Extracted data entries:
━━━━━━━━━━━━━━━━━━━━━━━━━━━━━━

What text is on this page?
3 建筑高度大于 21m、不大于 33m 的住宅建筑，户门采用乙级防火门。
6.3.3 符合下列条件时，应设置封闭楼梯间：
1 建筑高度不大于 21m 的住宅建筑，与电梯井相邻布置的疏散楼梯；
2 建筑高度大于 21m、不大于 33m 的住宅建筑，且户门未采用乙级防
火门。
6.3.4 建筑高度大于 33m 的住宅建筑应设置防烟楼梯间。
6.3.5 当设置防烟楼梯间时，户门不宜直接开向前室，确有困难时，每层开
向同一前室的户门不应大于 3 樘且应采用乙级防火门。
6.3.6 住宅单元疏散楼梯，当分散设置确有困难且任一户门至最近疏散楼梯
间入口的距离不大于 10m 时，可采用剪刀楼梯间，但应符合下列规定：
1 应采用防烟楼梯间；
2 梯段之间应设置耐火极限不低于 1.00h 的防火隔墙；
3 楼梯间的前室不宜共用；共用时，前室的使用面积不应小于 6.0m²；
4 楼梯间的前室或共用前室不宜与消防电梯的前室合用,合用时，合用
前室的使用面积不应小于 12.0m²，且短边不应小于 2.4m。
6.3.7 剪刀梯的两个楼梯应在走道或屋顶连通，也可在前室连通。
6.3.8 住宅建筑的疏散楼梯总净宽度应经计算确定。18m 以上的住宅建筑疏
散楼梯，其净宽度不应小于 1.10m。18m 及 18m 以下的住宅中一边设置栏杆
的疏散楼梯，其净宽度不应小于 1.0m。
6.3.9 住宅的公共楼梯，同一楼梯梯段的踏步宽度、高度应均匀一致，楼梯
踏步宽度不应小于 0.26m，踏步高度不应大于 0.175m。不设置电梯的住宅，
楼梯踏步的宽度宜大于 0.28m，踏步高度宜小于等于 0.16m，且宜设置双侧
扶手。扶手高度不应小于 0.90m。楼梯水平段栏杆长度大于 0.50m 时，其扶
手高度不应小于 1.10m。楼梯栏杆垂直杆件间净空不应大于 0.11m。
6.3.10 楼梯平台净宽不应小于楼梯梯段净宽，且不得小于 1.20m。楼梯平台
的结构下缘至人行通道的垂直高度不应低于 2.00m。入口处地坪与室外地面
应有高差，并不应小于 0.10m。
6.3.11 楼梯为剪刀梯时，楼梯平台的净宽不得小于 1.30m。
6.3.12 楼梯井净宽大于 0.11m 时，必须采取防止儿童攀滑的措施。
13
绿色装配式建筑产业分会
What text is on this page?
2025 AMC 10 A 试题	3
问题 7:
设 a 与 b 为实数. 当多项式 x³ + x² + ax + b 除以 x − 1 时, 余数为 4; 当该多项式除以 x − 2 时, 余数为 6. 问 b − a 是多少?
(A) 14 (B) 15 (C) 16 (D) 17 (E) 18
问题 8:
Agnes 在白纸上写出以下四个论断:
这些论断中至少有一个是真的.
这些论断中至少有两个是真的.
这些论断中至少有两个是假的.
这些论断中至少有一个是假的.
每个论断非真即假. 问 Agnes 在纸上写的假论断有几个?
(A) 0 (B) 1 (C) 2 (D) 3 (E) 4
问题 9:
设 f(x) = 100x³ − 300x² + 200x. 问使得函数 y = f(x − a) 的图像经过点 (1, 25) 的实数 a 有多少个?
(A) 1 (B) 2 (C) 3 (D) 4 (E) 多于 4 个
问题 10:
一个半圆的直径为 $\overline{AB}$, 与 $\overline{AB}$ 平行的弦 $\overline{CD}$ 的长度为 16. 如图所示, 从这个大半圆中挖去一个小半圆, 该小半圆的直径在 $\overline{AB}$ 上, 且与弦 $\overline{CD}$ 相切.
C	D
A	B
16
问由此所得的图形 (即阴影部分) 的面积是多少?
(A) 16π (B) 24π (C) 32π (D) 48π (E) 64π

━━━━━━━━━━━━━━━━━━━━━━━━━━━━━━

Work to be completed — Extract all the entries word for word.

Response to the task —
What text is on this page?
3 建筑高度大于 21m、不大于 33m 的住宅建筑，户门采用乙级防火门。
6.3.3 符合下列条件时，应设置封闭楼梯间：
1 建筑高度不大于 21m 的住宅建筑，与电梯井相邻布置的疏散楼梯；
2 建筑高度大于 21m、不大于 33m 的住宅建筑，且户门未采用乙级防
火门。
6.3.4 建筑高度大于 33m 的住宅建筑应设置防烟楼梯间。
6.3.5 当设置防烟楼梯间时，户门不宜直接开向前室，确有困难时，每层开
向同一前室的户门不应大于 3 樘且应采用乙级防火门。
6.3.6 住宅单元疏散楼梯，当分散设置确有困难且任一户门至最近疏散楼梯
间入口的距离不大于 10m 时，可采用剪刀楼梯间，但应符合下列规定：
1 应采用防烟楼梯间；
2 梯段之间应设置耐火极限不低于 1.00h 的防火隔墙；
3 楼梯间的前室不宜共用；共用时，前室的使用面积不应小于 6.0m²；
4 楼梯间的前室或共用前室不宜与消防电梯的前室合用,合用时，合用
前室的使用面积不应小于 12.0m²，且短边不应小于 2.4m。
6.3.7 剪刀梯的两个楼梯应在走道或屋顶连通，也可在前室连通。
6.3.8 住宅建筑的疏散楼梯总净宽度应经计算确定。18m 以上的住宅建筑疏
散楼梯，其净宽度不应小于 1.10m。18m 及 18m 以下的住宅中一边设置栏杆
的疏散楼梯，其净宽度不应小于 1.0m。
6.3.9 住宅的公共楼梯，同一楼梯梯段的踏步宽度、高度应均匀一致，楼梯
踏步宽度不应小于 0.26m，踏步高度不应大于 0.175m。不设置电梯的住宅，
楼梯踏步的宽度宜大于 0.28m，踏步高度宜小于等于 0.16m，且宜设置双侧
扶手。扶手高度不应小于 0.90m。楼梯水平段栏杆长度大于 0.50m 时，其扶
手高度不应小于 1.10m。楼梯栏杆垂直杆件间净空不应大于 0.11m。
6.3.10 楼梯平台净宽不应小于楼梯梯段净宽，且不得小于 1.20m。楼梯平台
的结构下缘至人行通道的垂直高度不应低于 2.00m。入口处地坪与室外地面
应有高差，并不应小于 0.10m。
6.3.11 楼梯为剪刀梯时，楼梯平台的净宽不得小于 1.30m。
6.3.12 楼梯井净宽大于 0.11m 时，必须采取防止儿童攀滑的措施。
13
绿色装配式建筑产业分会
What text is on this page?
2025 AMC 10 A 试题	3
问题 7:
设 a 与 b 为实数. 当多项式 x³ + x² + ax + b 除以 x − 1 时, 余数为 4; 当该多项式除以 x − 2 时, 余数为 6. 问 b − a 是多少?
(A) 14 (B) 15 (C) 16 (D) 17 (E) 18
问题 8:
Agnes 在白纸上写出以下四个论断:
这些论断中至少有一个是真的.
这些论断中至少有两个是真的.
这些论断中至少有两个是假的.
这些论断中至少有一个是假的.
每个论断非真即假. 问 Agnes 在纸上写的假论断有几个?
(A) 0 (B) 1 (C) 2 (D) 3 (E) 4
问题 9:
设 f(x) = 100x³ − 300x² + 200x. 问使得函数 y = f(x − a) 的图像经过点 (1, 25) 的实数 a 有多少个?
(A) 1 (B) 2 (C) 3 (D) 4 (E) 多于 4 个
问题 10:
一个半圆的直径为 $\overline{AB}$, 与 $\overline{AB}$ 平行的弦 $\overline{CD}$ 的长度为 16. 如图所示, 从这个大半圆中挖去一个小半圆, 该小半圆的直径在 $\overline{AB}$ 上, 且与弦 $\overline{CD}$ 相切.
C	D
A	B
16
问由此所得的图形 (即阴影部分) 的面积是多少?
(A) 16π (B) 24π (C) 32π (D) 48π (E) 64π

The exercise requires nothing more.